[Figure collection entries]
* * *

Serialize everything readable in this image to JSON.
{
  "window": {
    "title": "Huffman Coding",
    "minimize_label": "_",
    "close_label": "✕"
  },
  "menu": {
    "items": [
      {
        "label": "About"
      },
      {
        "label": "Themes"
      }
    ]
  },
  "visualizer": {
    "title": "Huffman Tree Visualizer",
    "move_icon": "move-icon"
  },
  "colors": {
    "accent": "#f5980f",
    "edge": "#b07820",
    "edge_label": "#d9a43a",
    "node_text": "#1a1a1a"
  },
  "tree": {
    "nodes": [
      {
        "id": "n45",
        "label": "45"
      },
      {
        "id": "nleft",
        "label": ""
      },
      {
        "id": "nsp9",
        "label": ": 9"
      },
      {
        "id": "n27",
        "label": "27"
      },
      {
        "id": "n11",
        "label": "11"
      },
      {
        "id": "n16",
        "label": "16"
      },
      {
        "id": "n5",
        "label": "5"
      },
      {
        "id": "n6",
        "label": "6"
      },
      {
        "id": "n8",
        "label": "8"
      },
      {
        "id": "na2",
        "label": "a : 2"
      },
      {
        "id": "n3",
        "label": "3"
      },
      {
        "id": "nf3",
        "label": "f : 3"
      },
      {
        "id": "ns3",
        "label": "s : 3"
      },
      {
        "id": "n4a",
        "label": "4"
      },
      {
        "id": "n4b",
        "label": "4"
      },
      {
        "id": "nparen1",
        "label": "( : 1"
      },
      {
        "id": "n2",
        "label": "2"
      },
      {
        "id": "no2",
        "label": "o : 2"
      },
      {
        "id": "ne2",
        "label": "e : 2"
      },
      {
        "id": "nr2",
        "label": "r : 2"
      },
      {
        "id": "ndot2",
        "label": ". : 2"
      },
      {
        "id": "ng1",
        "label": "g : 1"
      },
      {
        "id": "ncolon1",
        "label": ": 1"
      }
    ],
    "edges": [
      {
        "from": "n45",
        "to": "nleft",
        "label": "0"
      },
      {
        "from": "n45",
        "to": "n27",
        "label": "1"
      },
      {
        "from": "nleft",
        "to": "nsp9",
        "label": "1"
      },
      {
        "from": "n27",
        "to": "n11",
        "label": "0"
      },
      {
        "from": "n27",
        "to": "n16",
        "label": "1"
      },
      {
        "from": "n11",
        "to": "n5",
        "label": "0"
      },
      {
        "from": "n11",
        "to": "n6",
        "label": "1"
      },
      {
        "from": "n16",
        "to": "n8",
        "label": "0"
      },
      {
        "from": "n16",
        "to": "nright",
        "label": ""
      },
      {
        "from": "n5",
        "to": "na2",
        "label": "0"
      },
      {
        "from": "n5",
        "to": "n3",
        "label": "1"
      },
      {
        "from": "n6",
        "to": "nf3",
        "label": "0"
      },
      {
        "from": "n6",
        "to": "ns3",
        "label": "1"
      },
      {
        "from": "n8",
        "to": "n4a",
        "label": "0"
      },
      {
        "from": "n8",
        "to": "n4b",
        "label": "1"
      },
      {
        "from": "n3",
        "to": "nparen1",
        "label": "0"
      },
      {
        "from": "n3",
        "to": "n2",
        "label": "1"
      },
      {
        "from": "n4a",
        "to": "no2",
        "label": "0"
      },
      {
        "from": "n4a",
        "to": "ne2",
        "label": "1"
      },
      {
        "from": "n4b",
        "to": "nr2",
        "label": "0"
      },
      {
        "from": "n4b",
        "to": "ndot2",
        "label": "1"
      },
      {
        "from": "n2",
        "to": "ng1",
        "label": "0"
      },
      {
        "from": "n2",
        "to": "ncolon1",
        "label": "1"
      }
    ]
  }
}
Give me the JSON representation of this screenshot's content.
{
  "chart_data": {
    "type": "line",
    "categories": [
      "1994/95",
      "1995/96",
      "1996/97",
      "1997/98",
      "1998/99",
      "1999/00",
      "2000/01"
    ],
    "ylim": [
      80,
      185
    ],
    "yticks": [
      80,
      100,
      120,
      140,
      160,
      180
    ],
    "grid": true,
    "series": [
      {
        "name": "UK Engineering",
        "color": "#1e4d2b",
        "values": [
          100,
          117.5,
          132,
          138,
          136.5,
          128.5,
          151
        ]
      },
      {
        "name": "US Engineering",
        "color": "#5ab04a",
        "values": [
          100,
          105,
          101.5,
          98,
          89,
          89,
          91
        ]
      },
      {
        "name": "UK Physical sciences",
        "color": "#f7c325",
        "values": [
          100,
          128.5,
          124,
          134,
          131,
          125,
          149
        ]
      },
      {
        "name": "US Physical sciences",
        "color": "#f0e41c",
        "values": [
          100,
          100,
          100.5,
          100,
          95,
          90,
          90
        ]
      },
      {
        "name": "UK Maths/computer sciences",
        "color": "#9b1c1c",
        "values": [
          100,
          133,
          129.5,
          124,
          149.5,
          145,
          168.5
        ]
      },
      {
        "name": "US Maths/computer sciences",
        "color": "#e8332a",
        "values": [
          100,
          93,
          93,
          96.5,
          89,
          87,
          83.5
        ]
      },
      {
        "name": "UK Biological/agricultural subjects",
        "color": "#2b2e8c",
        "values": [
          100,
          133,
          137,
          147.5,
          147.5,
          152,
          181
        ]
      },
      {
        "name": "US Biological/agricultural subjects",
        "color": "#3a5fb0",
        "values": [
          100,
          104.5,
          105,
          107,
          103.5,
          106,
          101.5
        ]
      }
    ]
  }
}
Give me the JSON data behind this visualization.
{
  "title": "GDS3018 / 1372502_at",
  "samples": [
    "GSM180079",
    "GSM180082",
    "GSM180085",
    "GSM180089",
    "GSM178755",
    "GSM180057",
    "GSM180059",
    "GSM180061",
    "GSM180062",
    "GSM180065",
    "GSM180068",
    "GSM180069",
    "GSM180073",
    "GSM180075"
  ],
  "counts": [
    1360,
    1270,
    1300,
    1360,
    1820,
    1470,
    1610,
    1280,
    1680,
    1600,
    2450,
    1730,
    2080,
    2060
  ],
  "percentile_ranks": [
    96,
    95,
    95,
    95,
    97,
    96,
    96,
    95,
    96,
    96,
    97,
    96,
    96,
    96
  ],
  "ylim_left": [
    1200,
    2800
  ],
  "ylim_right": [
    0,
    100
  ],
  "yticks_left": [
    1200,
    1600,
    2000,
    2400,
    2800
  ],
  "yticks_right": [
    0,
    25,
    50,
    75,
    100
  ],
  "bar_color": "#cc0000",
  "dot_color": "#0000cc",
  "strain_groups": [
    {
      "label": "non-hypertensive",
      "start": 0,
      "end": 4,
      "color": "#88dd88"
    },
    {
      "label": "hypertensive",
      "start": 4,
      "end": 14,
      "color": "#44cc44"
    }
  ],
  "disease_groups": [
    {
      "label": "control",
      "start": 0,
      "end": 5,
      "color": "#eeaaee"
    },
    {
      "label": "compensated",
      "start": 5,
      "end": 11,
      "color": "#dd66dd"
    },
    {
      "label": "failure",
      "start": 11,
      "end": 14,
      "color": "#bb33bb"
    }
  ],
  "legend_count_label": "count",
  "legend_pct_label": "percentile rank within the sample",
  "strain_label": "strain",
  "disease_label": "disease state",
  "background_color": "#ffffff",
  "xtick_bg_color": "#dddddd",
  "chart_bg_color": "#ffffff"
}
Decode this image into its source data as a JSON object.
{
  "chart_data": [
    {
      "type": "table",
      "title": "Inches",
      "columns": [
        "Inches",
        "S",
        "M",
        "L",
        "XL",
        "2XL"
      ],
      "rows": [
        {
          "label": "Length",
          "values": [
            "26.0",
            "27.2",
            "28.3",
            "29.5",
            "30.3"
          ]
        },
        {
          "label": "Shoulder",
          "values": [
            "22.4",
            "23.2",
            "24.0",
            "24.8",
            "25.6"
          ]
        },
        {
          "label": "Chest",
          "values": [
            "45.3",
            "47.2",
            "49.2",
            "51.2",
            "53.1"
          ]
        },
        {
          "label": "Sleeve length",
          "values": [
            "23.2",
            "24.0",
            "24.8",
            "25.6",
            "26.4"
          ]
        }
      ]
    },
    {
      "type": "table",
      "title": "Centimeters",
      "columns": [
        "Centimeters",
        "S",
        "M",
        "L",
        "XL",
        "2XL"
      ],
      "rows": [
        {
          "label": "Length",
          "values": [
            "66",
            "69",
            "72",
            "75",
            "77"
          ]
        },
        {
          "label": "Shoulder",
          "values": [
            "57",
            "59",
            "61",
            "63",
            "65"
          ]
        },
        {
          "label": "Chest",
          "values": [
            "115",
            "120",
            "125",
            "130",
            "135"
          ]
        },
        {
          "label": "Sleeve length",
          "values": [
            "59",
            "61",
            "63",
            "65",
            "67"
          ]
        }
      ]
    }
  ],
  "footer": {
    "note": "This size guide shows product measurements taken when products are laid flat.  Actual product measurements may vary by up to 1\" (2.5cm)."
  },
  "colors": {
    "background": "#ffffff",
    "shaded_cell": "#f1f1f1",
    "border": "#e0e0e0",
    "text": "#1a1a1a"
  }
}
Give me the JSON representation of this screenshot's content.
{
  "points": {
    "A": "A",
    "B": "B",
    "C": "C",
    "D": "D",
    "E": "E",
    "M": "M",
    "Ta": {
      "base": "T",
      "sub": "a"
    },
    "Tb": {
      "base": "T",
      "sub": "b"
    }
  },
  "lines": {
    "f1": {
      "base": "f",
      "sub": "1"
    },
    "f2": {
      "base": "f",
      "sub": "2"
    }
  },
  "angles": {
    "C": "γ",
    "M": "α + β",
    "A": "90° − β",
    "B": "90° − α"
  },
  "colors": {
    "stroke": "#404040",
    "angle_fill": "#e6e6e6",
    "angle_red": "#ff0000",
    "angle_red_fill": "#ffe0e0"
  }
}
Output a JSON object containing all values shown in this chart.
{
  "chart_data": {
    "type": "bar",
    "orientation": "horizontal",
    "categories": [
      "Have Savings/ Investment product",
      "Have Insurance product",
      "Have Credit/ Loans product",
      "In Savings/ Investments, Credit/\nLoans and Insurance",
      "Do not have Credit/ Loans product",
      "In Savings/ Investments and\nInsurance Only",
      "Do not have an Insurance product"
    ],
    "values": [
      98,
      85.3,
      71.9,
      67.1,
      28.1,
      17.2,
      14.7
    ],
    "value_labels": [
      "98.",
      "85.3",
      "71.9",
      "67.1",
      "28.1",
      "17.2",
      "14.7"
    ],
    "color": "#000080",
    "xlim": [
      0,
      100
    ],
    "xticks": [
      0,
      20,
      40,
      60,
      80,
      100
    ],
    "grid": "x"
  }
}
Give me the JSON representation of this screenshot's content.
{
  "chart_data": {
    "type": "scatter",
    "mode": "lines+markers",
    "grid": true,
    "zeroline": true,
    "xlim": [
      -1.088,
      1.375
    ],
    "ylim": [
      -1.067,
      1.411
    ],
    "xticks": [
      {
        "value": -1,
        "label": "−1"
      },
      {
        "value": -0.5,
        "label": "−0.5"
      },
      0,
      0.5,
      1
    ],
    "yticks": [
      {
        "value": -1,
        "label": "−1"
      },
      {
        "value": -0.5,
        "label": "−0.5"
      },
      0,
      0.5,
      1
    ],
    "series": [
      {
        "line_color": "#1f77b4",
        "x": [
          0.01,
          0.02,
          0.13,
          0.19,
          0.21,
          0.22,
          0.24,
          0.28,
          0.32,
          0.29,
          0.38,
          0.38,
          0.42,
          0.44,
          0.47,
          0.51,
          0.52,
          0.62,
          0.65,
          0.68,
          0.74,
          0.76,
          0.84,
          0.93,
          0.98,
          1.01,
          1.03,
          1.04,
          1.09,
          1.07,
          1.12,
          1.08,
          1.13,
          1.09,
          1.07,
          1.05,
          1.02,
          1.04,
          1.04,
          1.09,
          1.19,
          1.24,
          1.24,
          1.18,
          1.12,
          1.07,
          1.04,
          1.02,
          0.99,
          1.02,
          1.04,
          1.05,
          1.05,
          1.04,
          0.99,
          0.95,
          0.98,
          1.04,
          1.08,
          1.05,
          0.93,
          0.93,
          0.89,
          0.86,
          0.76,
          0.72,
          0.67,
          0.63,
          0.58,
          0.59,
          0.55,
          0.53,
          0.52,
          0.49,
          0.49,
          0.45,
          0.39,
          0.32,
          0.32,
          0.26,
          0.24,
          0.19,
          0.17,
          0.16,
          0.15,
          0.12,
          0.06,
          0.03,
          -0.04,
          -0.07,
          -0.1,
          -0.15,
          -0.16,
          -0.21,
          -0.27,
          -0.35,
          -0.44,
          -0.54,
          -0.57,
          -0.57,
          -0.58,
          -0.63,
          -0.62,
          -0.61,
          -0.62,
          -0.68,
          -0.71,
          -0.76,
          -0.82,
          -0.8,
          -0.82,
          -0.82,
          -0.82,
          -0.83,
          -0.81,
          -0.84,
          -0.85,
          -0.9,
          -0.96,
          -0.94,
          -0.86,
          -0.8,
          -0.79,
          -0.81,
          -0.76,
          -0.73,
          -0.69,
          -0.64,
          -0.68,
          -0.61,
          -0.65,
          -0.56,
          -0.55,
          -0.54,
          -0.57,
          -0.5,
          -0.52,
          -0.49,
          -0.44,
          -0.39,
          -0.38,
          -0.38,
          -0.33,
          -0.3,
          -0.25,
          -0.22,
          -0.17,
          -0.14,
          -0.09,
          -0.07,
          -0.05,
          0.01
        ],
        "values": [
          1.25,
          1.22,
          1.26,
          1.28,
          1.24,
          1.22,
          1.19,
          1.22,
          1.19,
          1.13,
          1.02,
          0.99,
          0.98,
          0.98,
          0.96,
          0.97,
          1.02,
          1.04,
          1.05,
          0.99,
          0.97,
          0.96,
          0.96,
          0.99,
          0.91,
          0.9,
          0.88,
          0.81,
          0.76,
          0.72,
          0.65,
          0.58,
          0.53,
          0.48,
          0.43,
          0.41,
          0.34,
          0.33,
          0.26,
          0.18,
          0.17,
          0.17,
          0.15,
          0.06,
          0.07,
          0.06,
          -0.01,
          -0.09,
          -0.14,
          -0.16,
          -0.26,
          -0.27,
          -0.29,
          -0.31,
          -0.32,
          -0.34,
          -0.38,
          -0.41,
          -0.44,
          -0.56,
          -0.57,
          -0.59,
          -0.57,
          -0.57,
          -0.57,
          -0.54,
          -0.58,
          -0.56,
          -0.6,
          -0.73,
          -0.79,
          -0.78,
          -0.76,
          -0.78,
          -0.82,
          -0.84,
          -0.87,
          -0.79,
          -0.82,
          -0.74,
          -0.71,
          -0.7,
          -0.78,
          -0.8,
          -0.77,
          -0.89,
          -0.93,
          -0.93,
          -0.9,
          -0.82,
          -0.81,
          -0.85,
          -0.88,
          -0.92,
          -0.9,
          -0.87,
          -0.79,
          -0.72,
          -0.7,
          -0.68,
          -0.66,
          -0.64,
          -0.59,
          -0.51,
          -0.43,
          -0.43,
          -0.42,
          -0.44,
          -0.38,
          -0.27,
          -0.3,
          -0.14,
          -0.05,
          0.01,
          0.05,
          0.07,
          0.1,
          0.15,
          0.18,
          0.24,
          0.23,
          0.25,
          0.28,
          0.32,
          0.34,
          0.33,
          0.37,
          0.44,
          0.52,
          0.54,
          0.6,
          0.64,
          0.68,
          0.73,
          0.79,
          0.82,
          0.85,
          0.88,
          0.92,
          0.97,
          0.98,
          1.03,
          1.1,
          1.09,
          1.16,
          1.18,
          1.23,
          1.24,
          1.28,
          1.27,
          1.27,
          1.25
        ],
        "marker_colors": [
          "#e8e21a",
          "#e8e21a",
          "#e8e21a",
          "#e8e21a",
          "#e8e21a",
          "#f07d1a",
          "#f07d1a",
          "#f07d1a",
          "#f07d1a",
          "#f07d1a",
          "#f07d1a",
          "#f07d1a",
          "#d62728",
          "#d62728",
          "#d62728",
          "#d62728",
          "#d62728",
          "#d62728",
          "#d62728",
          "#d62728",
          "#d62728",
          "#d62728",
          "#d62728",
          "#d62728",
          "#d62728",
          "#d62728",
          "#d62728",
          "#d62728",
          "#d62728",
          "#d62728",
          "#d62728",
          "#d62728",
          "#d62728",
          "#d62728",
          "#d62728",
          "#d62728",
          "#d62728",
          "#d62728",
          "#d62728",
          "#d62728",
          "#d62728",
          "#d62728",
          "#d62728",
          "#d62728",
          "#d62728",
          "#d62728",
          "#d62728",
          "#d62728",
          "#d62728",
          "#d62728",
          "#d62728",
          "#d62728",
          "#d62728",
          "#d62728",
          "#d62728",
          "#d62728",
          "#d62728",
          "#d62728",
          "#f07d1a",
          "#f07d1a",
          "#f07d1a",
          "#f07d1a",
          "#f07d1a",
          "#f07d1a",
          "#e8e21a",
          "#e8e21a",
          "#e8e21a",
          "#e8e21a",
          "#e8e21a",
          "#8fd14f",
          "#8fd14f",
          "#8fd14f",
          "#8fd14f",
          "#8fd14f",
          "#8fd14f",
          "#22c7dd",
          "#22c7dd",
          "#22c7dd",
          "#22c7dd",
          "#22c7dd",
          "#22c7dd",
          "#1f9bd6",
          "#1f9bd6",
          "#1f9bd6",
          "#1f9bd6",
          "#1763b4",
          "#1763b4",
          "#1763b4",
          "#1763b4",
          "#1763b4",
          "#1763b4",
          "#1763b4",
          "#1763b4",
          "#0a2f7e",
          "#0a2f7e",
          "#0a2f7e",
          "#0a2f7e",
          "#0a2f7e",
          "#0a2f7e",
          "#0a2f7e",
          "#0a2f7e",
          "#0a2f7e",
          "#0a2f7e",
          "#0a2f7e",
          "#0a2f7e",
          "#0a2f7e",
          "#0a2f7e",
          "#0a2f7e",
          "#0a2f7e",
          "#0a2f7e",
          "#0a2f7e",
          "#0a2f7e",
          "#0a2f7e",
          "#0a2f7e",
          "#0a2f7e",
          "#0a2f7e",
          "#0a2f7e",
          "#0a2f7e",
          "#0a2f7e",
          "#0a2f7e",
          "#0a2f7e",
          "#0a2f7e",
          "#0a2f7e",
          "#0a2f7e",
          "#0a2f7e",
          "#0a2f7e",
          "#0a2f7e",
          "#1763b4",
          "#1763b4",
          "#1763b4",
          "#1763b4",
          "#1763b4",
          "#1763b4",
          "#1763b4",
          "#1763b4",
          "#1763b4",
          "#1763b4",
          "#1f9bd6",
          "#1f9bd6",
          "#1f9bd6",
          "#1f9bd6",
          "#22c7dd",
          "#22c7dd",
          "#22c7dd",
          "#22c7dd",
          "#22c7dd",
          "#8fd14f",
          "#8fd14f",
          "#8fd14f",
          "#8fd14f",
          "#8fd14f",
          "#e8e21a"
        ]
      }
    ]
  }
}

* * *

Required task: Tally how many lines of the material contain the word "name". The answer must be the number and nothing else.

Exercise result: 8